Each entry has to be copied exactly, with nothing missed.
==== Items
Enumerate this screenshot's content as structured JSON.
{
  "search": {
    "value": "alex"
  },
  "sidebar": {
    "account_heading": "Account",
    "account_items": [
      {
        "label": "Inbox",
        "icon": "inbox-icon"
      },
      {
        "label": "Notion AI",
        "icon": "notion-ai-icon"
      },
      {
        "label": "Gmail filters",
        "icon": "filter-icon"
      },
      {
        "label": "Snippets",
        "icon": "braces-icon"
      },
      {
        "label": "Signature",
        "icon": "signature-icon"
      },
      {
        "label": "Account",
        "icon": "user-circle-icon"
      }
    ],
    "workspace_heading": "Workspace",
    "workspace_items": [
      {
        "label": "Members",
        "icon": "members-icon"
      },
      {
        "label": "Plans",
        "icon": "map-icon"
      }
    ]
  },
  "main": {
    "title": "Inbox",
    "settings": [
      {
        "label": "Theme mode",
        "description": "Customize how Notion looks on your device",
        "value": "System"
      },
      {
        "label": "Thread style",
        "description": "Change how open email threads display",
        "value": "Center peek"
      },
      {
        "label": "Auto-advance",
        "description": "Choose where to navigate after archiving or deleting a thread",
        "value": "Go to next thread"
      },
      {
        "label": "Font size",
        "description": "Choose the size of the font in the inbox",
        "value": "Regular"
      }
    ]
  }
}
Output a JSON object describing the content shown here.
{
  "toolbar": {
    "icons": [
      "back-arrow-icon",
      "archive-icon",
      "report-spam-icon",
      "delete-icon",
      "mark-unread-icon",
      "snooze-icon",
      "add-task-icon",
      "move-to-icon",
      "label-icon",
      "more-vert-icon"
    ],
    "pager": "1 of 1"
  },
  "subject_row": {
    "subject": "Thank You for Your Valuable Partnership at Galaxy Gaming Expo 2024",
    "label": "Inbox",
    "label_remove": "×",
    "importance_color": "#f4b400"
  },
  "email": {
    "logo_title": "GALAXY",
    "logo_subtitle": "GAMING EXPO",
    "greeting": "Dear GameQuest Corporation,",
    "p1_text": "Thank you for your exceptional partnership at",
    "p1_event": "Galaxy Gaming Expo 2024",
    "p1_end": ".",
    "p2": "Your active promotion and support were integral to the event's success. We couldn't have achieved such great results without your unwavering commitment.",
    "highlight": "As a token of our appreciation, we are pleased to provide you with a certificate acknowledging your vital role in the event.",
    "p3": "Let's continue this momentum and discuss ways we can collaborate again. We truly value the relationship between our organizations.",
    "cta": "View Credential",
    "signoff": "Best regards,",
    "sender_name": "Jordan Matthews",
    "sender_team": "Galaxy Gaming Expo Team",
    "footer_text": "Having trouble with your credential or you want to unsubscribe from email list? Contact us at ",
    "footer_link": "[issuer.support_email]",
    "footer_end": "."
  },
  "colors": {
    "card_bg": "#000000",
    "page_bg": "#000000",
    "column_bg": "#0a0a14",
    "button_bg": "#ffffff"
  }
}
========
**Correct output:**
Enumerate this screenshot's content as structured JSON.
{
  "search": {
    "value": "alex"
  },
  "sidebar": {
    "account_heading": "Account",
    "account_items": [
      {
        "label": "Inbox",
        "icon": "inbox-icon"
      },
      {
        "label": "Notion AI",
        "icon": "notion-ai-icon"
      },
      {
        "label": "Gmail filters",
        "icon": "filter-icon"
      },
      {
        "label": "Snippets",
        "icon": "braces-icon"
      },
      {
        "label": "Signature",
        "icon": "signature-icon"
      },
      {
        "label": "Account",
        "icon": "user-circle-icon"
      }
    ],
    "workspace_heading": "Workspace",
    "workspace_items": [
      {
        "label": "Members",
        "icon": "members-icon"
      },
      {
        "label": "Plans",
        "icon": "map-icon"
      }
    ]
  },
  "main": {
    "title": "Inbox",
    "settings": [
      {
        "label": "Theme mode",
        "description": "Customize how Notion looks on your device",
        "value": "System"
      },
      {
        "label": "Thread style",
        "description": "Change how open email threads display",
        "value": "Center peek"
      },
      {
        "label": "Auto-advance",
        "description": "Choose where to navigate after archiving or deleting a thread",
        "value": "Go to next thread"
      },
      {
        "label": "Font size",
        "description": "Choose the size of the font in the inbox",
        "value": "Regular"
      }
    ]
  }
}
Output a JSON object describing the content shown here.
{
  "toolbar": {
    "icons": [
      "back-arrow-icon",
      "archive-icon",
      "report-spam-icon",
      "delete-icon",
      "mark-unread-icon",
      "snooze-icon",
      "add-task-icon",
      "move-to-icon",
      "label-icon",
      "more-vert-icon"
    ],
    "pager": "1 of 1"
  },
  "subject_row": {
    "subject": "Thank You for Your Valuable Partnership at Galaxy Gaming Expo 2024",
    "label": "Inbox",
    "label_remove": "×",
    "importance_color": "#f4b400"
  },
  "email": {
    "logo_title": "GALAXY",
    "logo_subtitle": "GAMING EXPO",
    "greeting": "Dear GameQuest Corporation,",
    "p1_text": "Thank you for your exceptional partnership at",
    "p1_event": "Galaxy Gaming Expo 2024",
    "p1_end": ".",
    "p2": "Your active promotion and support were integral to the event's success. We couldn't have achieved such great results without your unwavering commitment.",
    "highlight": "As a token of our appreciation, we are pleased to provide you with a certificate acknowledging your vital role in the event.",
    "p3": "Let's continue this momentum and discuss ways we can collaborate again. We truly value the relationship between our organizations.",
    "cta": "View Credential",
    "signoff": "Best regards,",
    "sender_name": "Jordan Matthews",
    "sender_team": "Galaxy Gaming Expo Team",
    "footer_text": "Having trouble with your credential or you want to unsubscribe from email list? Contact us at ",
    "footer_link": "[issuer.support_email]",
    "footer_end": "."
  },
  "colors": {
    "card_bg": "#000000",
    "page_bg": "#000000",
    "column_bg": "#0a0a14",
    "button_bg": "#ffffff"
  }
}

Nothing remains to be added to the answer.